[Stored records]
= = = = =

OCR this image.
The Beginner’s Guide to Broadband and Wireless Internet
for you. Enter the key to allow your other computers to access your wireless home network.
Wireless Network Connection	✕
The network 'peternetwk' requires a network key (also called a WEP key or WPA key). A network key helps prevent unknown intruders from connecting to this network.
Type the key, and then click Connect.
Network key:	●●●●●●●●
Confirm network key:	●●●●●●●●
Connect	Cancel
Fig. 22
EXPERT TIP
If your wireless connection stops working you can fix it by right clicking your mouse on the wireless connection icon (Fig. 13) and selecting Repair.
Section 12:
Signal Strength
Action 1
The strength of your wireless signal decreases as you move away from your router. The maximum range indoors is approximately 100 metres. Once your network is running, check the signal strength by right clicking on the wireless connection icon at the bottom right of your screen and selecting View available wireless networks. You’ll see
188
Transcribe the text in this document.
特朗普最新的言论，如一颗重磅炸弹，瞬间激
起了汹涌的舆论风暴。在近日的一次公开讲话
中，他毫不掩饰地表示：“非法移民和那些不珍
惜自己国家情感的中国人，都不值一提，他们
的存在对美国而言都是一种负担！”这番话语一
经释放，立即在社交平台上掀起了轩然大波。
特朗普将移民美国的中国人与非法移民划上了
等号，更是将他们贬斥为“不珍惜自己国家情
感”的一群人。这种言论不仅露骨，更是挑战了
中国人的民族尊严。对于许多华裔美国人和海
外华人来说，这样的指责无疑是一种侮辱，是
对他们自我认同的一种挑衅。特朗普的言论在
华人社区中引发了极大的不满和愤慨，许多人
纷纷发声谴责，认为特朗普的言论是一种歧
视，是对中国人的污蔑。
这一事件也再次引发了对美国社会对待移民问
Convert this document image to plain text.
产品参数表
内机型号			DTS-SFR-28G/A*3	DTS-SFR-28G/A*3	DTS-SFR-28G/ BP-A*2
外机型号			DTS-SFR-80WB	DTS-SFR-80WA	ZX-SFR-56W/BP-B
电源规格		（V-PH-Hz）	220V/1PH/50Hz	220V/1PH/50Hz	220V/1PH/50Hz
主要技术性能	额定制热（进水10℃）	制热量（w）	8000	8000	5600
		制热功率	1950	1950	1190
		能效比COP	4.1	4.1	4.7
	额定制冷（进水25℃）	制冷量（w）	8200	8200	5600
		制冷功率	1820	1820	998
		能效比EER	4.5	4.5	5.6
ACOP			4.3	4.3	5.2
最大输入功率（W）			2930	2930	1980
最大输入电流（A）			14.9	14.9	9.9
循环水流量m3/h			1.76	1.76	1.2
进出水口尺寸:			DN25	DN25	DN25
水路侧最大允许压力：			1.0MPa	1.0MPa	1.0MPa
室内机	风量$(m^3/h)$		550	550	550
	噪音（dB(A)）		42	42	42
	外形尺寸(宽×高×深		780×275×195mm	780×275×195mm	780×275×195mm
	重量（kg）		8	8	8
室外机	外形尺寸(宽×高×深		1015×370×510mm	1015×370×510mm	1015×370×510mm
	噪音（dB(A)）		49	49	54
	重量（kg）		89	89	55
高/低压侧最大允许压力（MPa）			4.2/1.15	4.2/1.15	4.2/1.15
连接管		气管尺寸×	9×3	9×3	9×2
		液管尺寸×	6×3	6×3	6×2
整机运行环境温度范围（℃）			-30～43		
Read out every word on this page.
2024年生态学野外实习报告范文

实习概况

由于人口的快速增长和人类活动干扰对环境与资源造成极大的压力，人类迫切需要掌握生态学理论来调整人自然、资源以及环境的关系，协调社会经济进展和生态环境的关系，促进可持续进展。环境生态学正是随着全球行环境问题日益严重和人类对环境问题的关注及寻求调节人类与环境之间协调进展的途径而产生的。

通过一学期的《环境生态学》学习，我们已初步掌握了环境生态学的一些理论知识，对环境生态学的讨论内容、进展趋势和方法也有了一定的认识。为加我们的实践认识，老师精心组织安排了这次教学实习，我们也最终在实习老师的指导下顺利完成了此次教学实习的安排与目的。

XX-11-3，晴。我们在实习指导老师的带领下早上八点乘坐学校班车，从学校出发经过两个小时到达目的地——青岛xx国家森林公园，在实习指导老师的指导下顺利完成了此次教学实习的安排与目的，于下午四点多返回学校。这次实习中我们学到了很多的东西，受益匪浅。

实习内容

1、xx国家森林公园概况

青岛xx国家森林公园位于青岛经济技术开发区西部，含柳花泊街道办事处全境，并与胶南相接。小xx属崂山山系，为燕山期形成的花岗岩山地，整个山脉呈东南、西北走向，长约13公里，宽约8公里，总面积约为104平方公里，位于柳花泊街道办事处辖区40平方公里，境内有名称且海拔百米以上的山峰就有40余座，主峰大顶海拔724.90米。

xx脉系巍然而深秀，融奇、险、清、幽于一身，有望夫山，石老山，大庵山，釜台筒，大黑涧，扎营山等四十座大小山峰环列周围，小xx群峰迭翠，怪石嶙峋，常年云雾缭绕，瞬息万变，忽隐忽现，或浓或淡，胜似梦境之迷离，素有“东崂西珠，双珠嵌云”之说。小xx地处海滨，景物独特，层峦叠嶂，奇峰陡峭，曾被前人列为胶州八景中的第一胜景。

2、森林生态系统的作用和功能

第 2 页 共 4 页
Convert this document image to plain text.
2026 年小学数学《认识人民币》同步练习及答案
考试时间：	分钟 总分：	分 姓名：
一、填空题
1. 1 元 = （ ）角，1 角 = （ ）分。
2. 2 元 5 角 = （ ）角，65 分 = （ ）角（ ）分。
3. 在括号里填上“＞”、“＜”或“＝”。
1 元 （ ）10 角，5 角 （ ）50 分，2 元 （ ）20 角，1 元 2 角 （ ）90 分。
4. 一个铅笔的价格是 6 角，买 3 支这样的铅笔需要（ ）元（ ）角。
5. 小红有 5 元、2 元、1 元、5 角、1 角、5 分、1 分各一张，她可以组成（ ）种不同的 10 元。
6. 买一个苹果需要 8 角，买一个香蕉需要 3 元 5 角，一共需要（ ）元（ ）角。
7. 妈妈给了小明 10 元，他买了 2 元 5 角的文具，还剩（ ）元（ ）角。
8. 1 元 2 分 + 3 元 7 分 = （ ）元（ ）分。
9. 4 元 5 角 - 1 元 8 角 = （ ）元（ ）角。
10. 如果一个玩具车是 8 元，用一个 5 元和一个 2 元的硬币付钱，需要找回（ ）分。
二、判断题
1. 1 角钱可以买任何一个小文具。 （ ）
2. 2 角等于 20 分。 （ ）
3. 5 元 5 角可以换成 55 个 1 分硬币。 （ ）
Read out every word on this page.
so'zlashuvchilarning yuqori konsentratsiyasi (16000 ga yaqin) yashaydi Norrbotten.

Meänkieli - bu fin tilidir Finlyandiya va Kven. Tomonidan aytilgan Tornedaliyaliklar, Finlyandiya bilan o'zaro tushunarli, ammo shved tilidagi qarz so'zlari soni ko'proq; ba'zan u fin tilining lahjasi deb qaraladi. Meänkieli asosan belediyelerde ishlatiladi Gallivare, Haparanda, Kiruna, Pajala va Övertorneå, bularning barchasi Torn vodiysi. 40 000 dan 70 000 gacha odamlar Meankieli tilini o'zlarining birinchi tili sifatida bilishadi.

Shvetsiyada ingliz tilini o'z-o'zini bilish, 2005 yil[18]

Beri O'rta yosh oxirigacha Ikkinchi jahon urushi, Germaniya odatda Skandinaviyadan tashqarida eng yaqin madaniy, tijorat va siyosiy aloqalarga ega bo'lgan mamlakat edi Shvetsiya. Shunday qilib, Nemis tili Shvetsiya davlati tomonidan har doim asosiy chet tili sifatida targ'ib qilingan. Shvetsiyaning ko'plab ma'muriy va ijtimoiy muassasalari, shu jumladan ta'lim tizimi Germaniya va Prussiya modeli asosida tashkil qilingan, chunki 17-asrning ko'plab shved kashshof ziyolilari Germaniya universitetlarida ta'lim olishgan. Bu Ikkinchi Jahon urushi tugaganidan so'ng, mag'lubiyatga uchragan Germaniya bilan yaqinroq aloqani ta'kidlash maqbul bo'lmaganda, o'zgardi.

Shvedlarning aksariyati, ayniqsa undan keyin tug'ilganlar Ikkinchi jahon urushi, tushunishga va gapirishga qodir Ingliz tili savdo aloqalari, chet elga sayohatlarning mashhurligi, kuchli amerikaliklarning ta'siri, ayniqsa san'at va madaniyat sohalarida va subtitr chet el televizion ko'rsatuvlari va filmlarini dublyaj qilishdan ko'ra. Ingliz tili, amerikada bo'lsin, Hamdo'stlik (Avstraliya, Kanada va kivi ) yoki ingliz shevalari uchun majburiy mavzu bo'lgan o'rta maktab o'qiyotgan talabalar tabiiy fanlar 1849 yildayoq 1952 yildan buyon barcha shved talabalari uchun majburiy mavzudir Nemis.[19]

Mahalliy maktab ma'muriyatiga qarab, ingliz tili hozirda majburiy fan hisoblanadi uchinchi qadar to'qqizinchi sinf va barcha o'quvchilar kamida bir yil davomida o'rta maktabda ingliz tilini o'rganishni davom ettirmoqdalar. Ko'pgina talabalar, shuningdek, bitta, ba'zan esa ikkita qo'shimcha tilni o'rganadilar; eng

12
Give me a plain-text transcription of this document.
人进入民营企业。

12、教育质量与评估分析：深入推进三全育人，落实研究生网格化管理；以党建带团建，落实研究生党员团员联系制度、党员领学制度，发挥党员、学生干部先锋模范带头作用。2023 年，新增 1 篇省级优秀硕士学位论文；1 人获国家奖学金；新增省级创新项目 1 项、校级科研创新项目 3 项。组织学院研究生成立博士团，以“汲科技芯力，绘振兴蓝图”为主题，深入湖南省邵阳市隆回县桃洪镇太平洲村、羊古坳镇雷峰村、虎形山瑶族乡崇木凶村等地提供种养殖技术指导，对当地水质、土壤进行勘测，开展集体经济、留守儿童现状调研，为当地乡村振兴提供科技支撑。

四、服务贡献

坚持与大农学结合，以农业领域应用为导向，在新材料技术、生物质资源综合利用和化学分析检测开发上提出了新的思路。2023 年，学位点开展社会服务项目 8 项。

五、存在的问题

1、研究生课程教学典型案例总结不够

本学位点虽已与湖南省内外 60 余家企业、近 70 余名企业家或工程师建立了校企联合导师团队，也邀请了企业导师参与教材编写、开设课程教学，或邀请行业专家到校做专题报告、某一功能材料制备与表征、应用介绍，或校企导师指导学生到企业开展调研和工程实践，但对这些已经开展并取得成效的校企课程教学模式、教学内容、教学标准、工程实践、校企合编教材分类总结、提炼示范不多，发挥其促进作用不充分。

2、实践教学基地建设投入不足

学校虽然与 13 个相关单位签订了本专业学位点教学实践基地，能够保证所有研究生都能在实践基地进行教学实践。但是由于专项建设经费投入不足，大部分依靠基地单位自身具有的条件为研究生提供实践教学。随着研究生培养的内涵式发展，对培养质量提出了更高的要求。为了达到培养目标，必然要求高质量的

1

= = = = =

— WHAT IS BEING ASKED —
Pull out all lines from the entries above in which the word "chet" appears.

— ANSWER FOR THIS EXERCISE —
Beri O'rta yosh oxirigacha Ikkinchi jahon urushi, Germaniya odatda Skandinaviyadan tashqarida eng yaqin madaniy, tijorat va siyosiy aloqalarga ega bo'lgan mamlakat edi Shvetsiya. Shunday qilib, Nemis tili Shvetsiya davlati tomonidan har doim asosiy chet tili sifatida targ'ib qilingan. Shvetsiyaning ko'plab ma'muriy va ijtimoiy muassasalari, shu jumladan ta'lim tizimi Germaniya va Prussiya modeli asosida tashkil qilingan, chunki 17-asrning ko'plab shved kashshof ziyolilari Germaniya universitetlarida ta'lim olishgan. Bu Ikkinchi Jahon urushi tugaganidan so'ng, mag'lubiyatga uchragan Germaniya bilan yaqinroq aloqani ta'kidlash maqbul bo'lmaganda, o'zgardi.
Shvedlarning aksariyati, ayniqsa undan keyin tug'ilganlar Ikkinchi jahon urushi, tushunishga va gapirishga qodir Ingliz tili savdo aloqalari, chet elga sayohatlarning mashhurligi, kuchli amerikaliklarning ta'siri, ayniqsa san'at va madaniyat sohalarida va subtitr chet el televizion ko'rsatuvlari va filmlarini dublyaj qilishdan ko'ra. Ingliz tili, amerikada bo'lsin, Hamdo'stlik (Avstraliya, Kanada va kivi ) yoki ingliz shevalari uchun majburiy mavzu bo'lgan o'rta maktab o'qiyotgan talabalar tabiiy fanlar 1849 yildayoq 1952 yildan buyon barcha shved talabalari uchun majburiy mavzudir Nemis.[19]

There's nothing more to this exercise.